-- start of THE DATA --
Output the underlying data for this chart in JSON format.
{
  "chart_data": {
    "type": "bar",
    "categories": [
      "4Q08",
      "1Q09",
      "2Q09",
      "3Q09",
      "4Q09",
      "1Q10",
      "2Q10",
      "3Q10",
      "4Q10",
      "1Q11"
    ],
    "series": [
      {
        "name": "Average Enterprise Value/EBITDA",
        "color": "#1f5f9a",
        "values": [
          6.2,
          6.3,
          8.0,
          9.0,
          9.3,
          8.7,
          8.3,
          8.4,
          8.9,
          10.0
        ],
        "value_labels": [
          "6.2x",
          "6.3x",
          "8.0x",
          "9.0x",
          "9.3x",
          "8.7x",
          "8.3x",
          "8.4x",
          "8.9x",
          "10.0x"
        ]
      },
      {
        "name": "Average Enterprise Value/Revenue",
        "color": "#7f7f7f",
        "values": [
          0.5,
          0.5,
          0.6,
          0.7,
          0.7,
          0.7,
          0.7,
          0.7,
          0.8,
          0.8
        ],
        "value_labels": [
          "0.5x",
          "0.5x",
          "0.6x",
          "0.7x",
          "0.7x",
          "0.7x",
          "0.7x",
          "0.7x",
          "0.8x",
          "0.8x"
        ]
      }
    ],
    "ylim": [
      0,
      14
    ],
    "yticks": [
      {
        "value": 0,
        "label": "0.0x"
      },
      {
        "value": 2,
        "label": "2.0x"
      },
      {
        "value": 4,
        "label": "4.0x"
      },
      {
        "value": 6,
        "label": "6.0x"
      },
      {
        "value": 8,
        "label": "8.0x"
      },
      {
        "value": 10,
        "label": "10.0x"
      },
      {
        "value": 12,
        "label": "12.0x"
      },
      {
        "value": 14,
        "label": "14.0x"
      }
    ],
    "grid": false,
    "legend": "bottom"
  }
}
-- end of THE DATA --
**SHORT TASK:** Check each line of the entries above, and show every one holding the word "name".

**EXERCISE RESULT:**
        "name": "Average Enterprise Value/EBITDA",
        "name": "Average Enterprise Value/Revenue",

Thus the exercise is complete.